Reed had just started his shift at ACIPCO, when UPS Flight 1354 crashed Wednesday, but his wife, Letita Reed, was awake and at home when the plane crashed. She was close enough that she heard what sounded like engines sputtering before a series of explosions, he said.
"She called me at work and after she told me what happened she said, 'Now are you ready to move?'" Reed said.
Reed said that after Wednesday, he is ready.
Since 1989, Birmingham city council woman Kim Rafferty had owned a home on 90th Street until the Airport Authority bought it from her in June. For Rafferty, relocating was an end to a decades-long struggle with the airport, but when Flight 1354 went down on Wednesday she spent three hours responding to phone calls and texts from friends and former neighbors.
According to Rafferty, the airport's acquisition of property has lacked transparency, and many homeowners never know whether their houses are slated for buyouts until they receive a letter of intent in the mail.
"It says that someone is going to come by your house and you need to work with them," she says. "Then some guy comes by to do an appraisal and about five or six months later, they make you an offer."
The airport has not been using eminent domain in recent years, Rafferty said. But homeowners are left with only once choice - accept the offer the airport gives you or be left behind as the homes around you deteriorate and are eventually demolished.
Homeowners who aren't made offers by the airport can have even worse problems, she said. While she lived in the Roebuck neighborhood, her home was burglarized three times. Many homeowners move away and rent the homes they leave behind, creating a lack of cohesion and community there, she said.
The airport's strategy, according to Rafferty, has been to create a blight barrier between itself and the surrounding neighborhoods, rather than reintegrating itself into those communities.
"In their whole history they have not done one thing to meld with the community that is around them," she said. "All they have done has been (noise) mediation or their expansion programs."
Birmingham City Hall has little control over the airport authority, other than appointing board members, and there has not been a cooperative effort to address neighborhood issues, Rafferty said.
While Rafferty has ties to those neighborhoods, Councilwoman Maxine Parker represents that district. When UPS Flight 1354 clipped power lines and treetops on Treadwell Road, Parker's campaign signs were mixed among the debris.
Once the crash investigation concludes, Parker said, she would like to host community meetings along with the Birmingham Airport Authority to hear those residents' concerns and to learn what more needs to be done to help them.

**DATA SHOWN**
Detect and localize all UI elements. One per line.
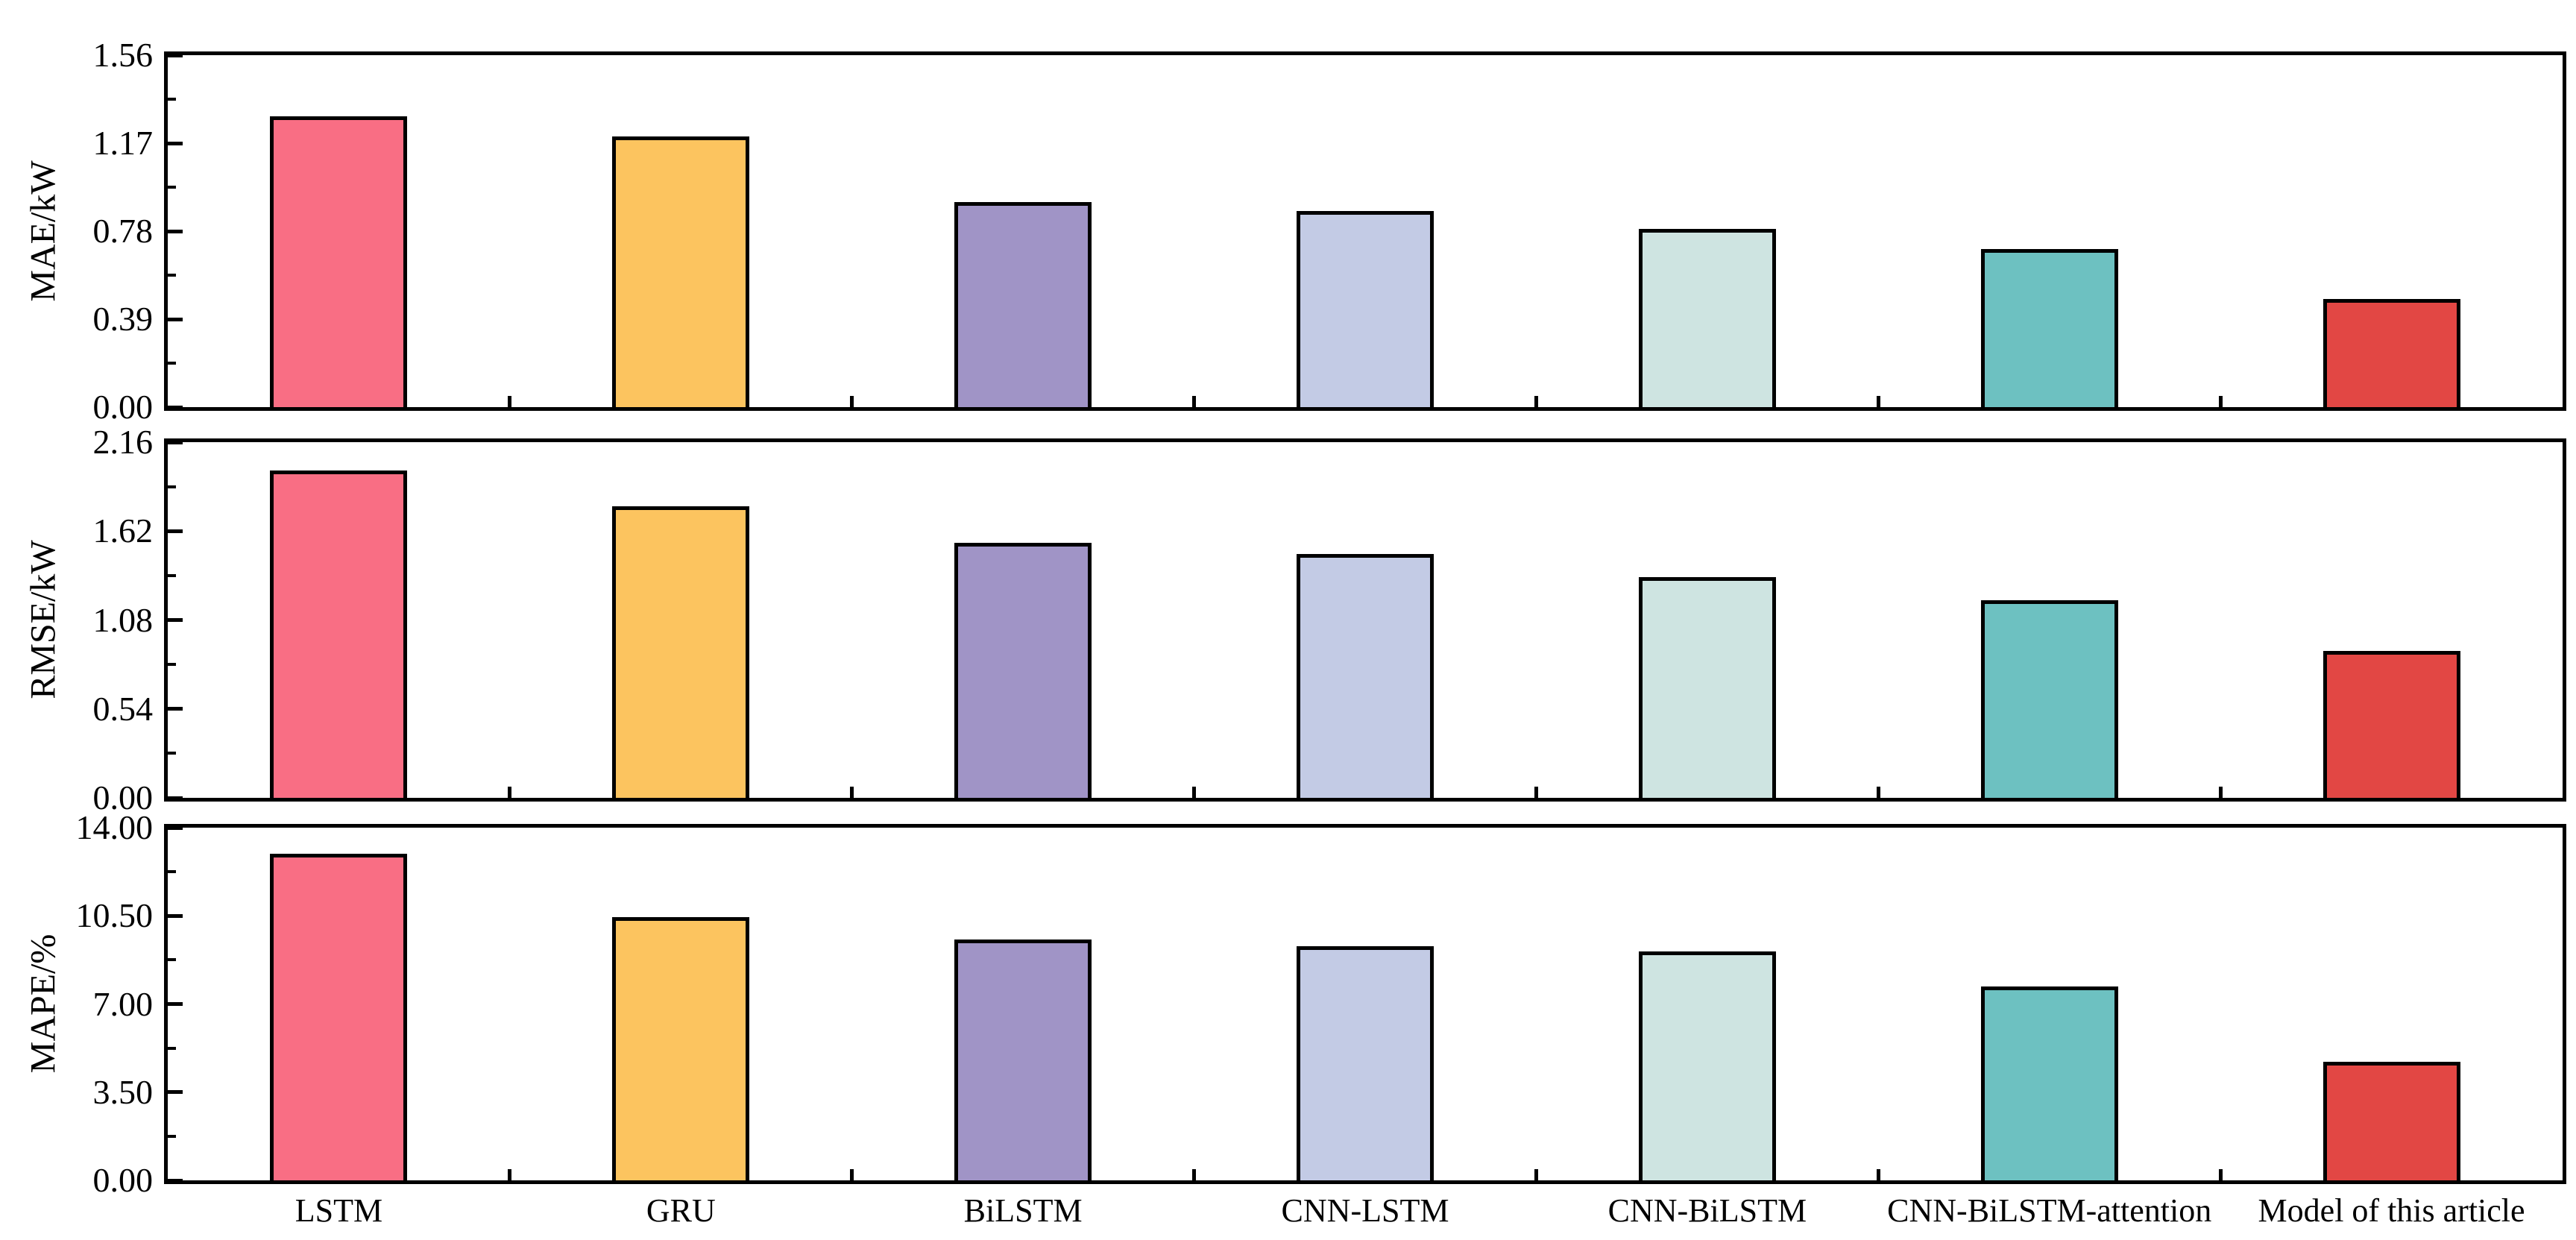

**EXERCISE TASKS**
**A.** Repeat the airport article word for word, everything from "Homeowners who aren't" down to "issues, Rafferty said.".
**B.** Answer these questions from the airport article, one answer per line.
(i) In what year did Kim Rafferty begin owning her home on 90th Street?
(ii) How many times was Rafferty's home burglarized while she lived in the Roebuck neighborhood?
(iii) What did UPS Flight 1354 clip on Treadwell Road?
**C.** Name every person the airport article mentions by name.
The listing plays no part in this exercise.

**SET OF ANSWERS**
**A.**
Homeowners who aren't made offers by the airport can have even worse problems, she said. While she lived in the Roebuck neighborhood, her home was burglarized three times. Many homeowners move away and rent the homes they leave behind, creating a lack of cohesion and community there, she said.
The airport's strategy, according to Rafferty, has been to create a blight barrier between itself and the surrounding neighborhoods, rather than reintegrating itself into those communities.
"In their whole history they have not done one thing to meld with the community that is around them," she said. "All they have done has been (noise) mediation or their expansion programs."
Birmingham City Hall has little control over the airport authority, other than appointing board members, and there has not been a cooperative effort to address neighborhood issues, Rafferty said.

**B.**
(i) 1989
(ii) Three times
(iii) Power lines and treetops

**C.**
Reed
Letita Reed
Kim Rafferty
Maxine Parker